(Raw records)
-*-
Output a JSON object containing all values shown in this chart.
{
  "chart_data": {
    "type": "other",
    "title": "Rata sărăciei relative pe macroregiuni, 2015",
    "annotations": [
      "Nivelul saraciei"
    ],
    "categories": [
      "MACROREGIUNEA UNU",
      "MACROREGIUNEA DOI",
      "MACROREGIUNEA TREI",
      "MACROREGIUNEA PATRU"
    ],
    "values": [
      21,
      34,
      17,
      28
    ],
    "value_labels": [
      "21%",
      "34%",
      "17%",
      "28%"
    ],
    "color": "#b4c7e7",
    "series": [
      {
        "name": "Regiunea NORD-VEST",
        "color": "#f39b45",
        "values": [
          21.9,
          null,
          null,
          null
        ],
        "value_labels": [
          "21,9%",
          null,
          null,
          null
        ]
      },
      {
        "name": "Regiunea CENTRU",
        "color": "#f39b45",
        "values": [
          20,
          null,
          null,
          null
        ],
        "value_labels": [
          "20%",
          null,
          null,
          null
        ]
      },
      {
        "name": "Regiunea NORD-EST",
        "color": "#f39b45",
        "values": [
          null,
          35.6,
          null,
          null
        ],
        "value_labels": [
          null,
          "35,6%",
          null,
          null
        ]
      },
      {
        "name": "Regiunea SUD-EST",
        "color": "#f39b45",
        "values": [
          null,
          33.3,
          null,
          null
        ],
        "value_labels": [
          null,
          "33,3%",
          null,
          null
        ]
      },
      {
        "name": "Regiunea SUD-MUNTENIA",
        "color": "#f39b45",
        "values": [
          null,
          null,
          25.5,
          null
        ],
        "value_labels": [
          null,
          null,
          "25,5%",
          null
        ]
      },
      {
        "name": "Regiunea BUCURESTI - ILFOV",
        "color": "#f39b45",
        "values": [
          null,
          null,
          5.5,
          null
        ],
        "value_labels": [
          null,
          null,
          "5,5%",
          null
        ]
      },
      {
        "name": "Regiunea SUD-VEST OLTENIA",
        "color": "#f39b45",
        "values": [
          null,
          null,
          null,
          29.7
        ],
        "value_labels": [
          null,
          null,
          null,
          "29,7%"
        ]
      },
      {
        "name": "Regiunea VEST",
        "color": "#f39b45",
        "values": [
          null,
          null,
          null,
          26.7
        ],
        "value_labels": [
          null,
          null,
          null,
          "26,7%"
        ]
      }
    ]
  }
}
-*-
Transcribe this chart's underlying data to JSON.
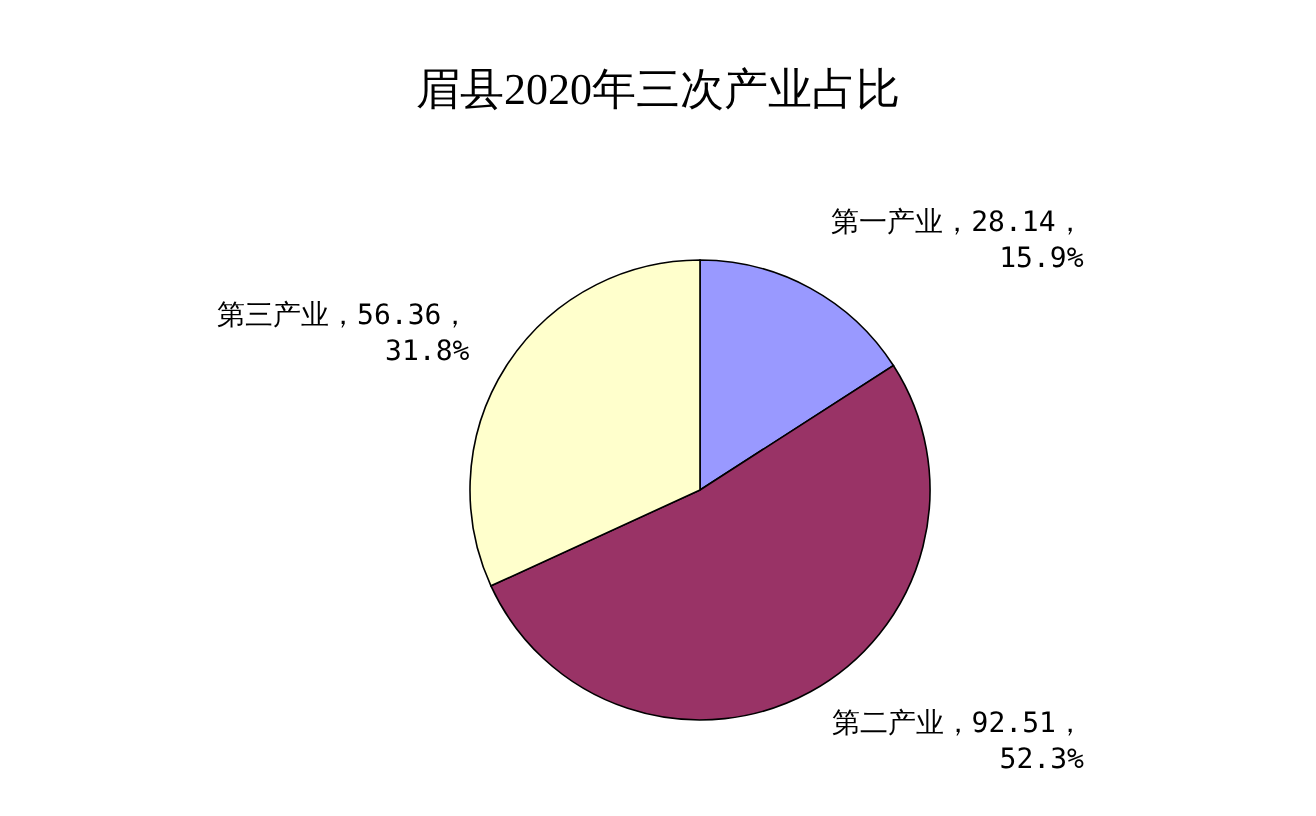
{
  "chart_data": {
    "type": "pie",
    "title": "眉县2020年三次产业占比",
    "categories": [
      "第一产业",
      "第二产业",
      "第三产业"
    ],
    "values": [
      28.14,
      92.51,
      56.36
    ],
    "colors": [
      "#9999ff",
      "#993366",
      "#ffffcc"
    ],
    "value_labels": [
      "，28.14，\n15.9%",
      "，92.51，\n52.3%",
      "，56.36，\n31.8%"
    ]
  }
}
-*-
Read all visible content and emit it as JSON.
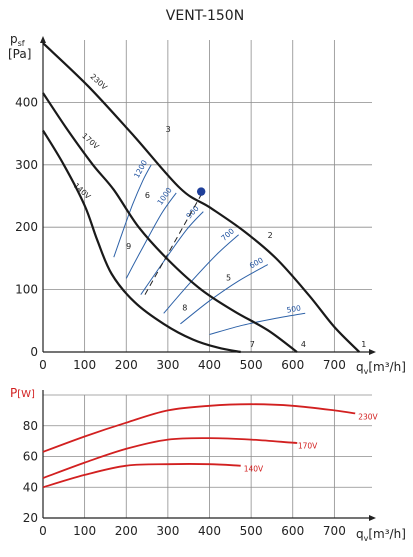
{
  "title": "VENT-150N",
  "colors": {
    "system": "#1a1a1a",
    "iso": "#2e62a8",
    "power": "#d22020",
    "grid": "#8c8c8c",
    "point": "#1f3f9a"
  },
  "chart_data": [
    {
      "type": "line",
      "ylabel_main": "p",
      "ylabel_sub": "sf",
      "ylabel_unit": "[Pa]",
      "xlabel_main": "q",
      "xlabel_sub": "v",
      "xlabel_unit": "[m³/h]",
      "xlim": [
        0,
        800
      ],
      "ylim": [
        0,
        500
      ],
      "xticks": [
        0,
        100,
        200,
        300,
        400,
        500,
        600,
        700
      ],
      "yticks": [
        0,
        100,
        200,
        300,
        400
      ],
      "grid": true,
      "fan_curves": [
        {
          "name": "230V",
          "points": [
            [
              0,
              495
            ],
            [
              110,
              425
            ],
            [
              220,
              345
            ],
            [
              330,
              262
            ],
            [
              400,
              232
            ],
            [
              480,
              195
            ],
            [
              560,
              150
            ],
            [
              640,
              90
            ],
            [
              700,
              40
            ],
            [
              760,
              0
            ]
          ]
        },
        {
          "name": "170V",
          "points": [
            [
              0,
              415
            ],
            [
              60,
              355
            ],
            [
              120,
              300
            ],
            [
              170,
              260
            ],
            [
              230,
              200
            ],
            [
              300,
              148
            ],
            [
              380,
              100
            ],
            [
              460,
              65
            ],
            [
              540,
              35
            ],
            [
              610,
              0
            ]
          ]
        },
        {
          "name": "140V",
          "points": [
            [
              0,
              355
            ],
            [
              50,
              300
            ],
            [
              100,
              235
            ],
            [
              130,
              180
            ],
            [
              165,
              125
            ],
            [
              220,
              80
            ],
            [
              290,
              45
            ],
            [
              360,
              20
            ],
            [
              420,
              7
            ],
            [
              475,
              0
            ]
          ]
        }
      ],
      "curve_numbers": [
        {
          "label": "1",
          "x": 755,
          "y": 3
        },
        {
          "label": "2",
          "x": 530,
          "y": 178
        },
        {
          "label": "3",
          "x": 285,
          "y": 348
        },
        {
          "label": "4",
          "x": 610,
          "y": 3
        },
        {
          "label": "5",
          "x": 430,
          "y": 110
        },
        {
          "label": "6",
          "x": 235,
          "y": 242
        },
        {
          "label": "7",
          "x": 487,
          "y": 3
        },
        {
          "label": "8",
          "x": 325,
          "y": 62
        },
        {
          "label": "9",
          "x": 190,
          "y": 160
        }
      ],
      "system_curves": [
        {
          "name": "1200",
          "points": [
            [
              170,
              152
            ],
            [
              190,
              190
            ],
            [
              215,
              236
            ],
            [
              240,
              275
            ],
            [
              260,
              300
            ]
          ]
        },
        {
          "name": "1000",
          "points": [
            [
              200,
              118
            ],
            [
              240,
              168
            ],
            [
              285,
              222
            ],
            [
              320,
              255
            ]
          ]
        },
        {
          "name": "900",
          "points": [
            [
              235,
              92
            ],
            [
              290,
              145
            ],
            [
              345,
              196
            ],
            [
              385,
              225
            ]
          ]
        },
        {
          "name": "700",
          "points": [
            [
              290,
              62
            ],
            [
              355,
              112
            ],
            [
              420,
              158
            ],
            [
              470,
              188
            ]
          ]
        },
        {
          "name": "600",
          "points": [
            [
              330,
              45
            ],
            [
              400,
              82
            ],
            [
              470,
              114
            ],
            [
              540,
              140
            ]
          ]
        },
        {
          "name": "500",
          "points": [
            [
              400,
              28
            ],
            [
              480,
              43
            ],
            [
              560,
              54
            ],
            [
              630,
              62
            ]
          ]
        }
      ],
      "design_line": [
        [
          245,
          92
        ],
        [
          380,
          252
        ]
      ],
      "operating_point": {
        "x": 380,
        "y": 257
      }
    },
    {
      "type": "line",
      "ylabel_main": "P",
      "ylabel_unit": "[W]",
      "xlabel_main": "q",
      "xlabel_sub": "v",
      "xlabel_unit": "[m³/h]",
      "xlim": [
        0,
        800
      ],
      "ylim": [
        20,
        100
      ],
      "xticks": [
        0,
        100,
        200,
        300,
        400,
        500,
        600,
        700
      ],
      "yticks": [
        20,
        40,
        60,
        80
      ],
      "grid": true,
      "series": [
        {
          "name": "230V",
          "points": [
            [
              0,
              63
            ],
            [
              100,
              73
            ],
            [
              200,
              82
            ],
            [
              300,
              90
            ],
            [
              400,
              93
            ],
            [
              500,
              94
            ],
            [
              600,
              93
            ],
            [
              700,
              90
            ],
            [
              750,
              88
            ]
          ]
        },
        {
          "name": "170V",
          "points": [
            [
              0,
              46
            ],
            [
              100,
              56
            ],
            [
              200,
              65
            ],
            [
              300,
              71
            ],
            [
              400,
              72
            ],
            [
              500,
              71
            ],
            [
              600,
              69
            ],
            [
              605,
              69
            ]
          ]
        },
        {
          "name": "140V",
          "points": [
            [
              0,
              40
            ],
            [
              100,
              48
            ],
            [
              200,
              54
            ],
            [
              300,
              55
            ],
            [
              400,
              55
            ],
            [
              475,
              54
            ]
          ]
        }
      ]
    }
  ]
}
-*-
Work required
Isolate the lines above that contain the word "this" and copy them.

Response
Output a JSON object containing all values shown in this chart.
Transcribe this chart's underlying data to JSON.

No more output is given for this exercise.